──────── DATA FOR THIS TASK

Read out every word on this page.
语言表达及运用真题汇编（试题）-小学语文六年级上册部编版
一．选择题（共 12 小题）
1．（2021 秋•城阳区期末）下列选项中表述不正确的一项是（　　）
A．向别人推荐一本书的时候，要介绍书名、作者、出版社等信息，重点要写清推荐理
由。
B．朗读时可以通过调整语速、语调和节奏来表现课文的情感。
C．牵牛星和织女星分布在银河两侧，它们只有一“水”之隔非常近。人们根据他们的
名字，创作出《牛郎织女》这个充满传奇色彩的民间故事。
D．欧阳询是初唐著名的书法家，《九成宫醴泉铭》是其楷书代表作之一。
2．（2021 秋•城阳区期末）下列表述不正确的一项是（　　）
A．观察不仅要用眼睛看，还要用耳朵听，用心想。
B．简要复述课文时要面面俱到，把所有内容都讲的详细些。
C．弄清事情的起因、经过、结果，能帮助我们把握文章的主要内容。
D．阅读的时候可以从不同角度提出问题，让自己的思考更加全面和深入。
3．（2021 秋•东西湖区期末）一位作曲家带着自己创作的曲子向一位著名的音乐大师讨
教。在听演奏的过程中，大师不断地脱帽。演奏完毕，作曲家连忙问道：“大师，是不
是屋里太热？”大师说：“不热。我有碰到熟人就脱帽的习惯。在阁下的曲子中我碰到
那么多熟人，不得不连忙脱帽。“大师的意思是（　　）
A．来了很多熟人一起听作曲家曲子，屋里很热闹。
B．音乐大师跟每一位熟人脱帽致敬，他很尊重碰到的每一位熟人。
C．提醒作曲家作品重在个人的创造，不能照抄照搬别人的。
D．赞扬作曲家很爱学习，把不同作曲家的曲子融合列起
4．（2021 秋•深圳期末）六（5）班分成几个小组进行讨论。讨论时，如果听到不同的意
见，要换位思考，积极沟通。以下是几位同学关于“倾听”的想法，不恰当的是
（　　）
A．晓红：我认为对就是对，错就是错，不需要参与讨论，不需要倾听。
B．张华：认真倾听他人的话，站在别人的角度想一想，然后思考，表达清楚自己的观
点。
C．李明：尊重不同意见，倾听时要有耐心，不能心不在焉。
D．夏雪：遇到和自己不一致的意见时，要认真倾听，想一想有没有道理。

────────────────

Exactly reproduce every record.

Read out every word on this page.
语言表达及运用真题汇编（试题）-小学语文六年级上册部编版
一．选择题（共 12 小题）
1．（2021 秋•城阳区期末）下列选项中表述不正确的一项是（　　）
A．向别人推荐一本书的时候，要介绍书名、作者、出版社等信息，重点要写清推荐理
由。
B．朗读时可以通过调整语速、语调和节奏来表现课文的情感。
C．牵牛星和织女星分布在银河两侧，它们只有一“水”之隔非常近。人们根据他们的
名字，创作出《牛郎织女》这个充满传奇色彩的民间故事。
D．欧阳询是初唐著名的书法家，《九成宫醴泉铭》是其楷书代表作之一。
2．（2021 秋•城阳区期末）下列表述不正确的一项是（　　）
A．观察不仅要用眼睛看，还要用耳朵听，用心想。
B．简要复述课文时要面面俱到，把所有内容都讲的详细些。
C．弄清事情的起因、经过、结果，能帮助我们把握文章的主要内容。
D．阅读的时候可以从不同角度提出问题，让自己的思考更加全面和深入。
3．（2021 秋•东西湖区期末）一位作曲家带着自己创作的曲子向一位著名的音乐大师讨
教。在听演奏的过程中，大师不断地脱帽。演奏完毕，作曲家连忙问道：“大师，是不
是屋里太热？”大师说：“不热。我有碰到熟人就脱帽的习惯。在阁下的曲子中我碰到
那么多熟人，不得不连忙脱帽。“大师的意思是（　　）
A．来了很多熟人一起听作曲家曲子，屋里很热闹。
B．音乐大师跟每一位熟人脱帽致敬，他很尊重碰到的每一位熟人。
C．提醒作曲家作品重在个人的创造，不能照抄照搬别人的。
D．赞扬作曲家很爱学习，把不同作曲家的曲子融合列起
4．（2021 秋•深圳期末）六（5）班分成几个小组进行讨论。讨论时，如果听到不同的意
见，要换位思考，积极沟通。以下是几位同学关于“倾听”的想法，不恰当的是
（　　）
A．晓红：我认为对就是对，错就是错，不需要参与讨论，不需要倾听。
B．张华：认真倾听他人的话，站在别人的角度想一想，然后思考，表达清楚自己的观
点。
C．李明：尊重不同意见，倾听时要有耐心，不能心不在焉。
D．夏雪：遇到和自己不一致的意见时，要认真倾听，想一想有没有道理。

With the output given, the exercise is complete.